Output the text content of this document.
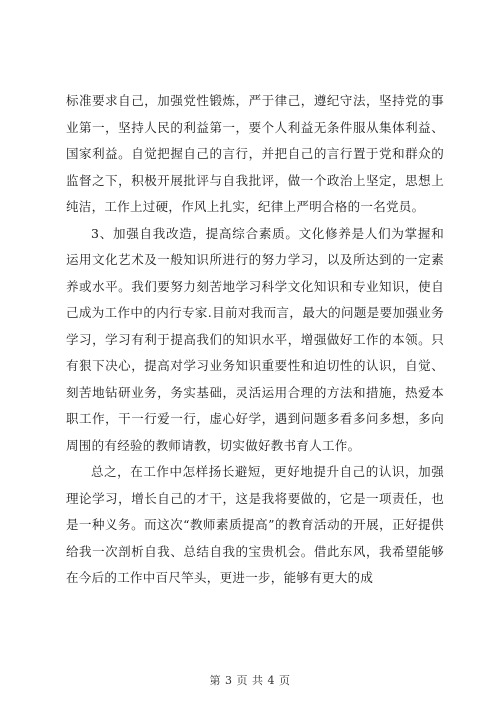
标准要求自己，加强党性锻炼，严于律己，遵纪守法，坚持党的事业第一，坚持人民的利益第一，要个人利益无条件服从集体利益、国家利益。自觉把握自己的言行，并把自己的言行置于党和群众的监督之下，积极开展批评与自我批评，做一个政治上坚定，思想上纯洁，工作上过硬，作风上扎实，纪律上严明合格的一名党员。

3、加强自我改造，提高综合素质。文化修养是人们为掌握和运用文化艺术及一般知识所进行的努力学习，以及所达到的一定素养或水平。我们要努力刻苦地学习科学文化知识和专业知识，使自己成为工作中的内行专家.目前对我而言，最大的问题是要加强业务学习，学习有利于提高我们的知识水平，增强做好工作的本领。只有狠下决心，提高对学习业务知识重要性和迫切性的认识，自觉、刻苦地钻研业务，务实基础，灵活运用合理的方法和措施，热爱本职工作，干一行爱一行，虚心好学，遇到问题多看多问多想，多向周围的有经验的教师请教，切实做好教书育人工作。

总之，在工作中怎样扬长避短，更好地提升自己的认识，加强理论学习，增长自己的才干，这是我将要做的，它是一项责任，也是一种义务。而这次“教师素质提高”的教育活动的开展，正好提供给我一次剖析自我、总结自我的宝贵机会。借此东风，我希望能够在今后的工作中百尺竿头，更进一步，能够有更大的成

第 3 页 共 4 页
● ● ● ● ● ● ●
Print all the records again exactly; do not include any picture.

Completed task =>
Output the text content of this document.
标准要求自己，加强党性锻炼，严于律己，遵纪守法，坚持党的事业第一，坚持人民的利益第一，要个人利益无条件服从集体利益、国家利益。自觉把握自己的言行，并把自己的言行置于党和群众的监督之下，积极开展批评与自我批评，做一个政治上坚定，思想上纯洁，工作上过硬，作风上扎实，纪律上严明合格的一名党员。

3、加强自我改造，提高综合素质。文化修养是人们为掌握和运用文化艺术及一般知识所进行的努力学习，以及所达到的一定素养或水平。我们要努力刻苦地学习科学文化知识和专业知识，使自己成为工作中的内行专家.目前对我而言，最大的问题是要加强业务学习，学习有利于提高我们的知识水平，增强做好工作的本领。只有狠下决心，提高对学习业务知识重要性和迫切性的认识，自觉、刻苦地钻研业务，务实基础，灵活运用合理的方法和措施，热爱本职工作，干一行爱一行，虚心好学，遇到问题多看多问多想，多向周围的有经验的教师请教，切实做好教书育人工作。

总之，在工作中怎样扬长避短，更好地提升自己的认识，加强理论学习，增长自己的才干，这是我将要做的，它是一项责任，也是一种义务。而这次“教师素质提高”的教育活动的开展，正好提供给我一次剖析自我、总结自我的宝贵机会。借此东风，我希望能够在今后的工作中百尺竿头，更进一步，能够有更大的成

第 3 页 共 4 页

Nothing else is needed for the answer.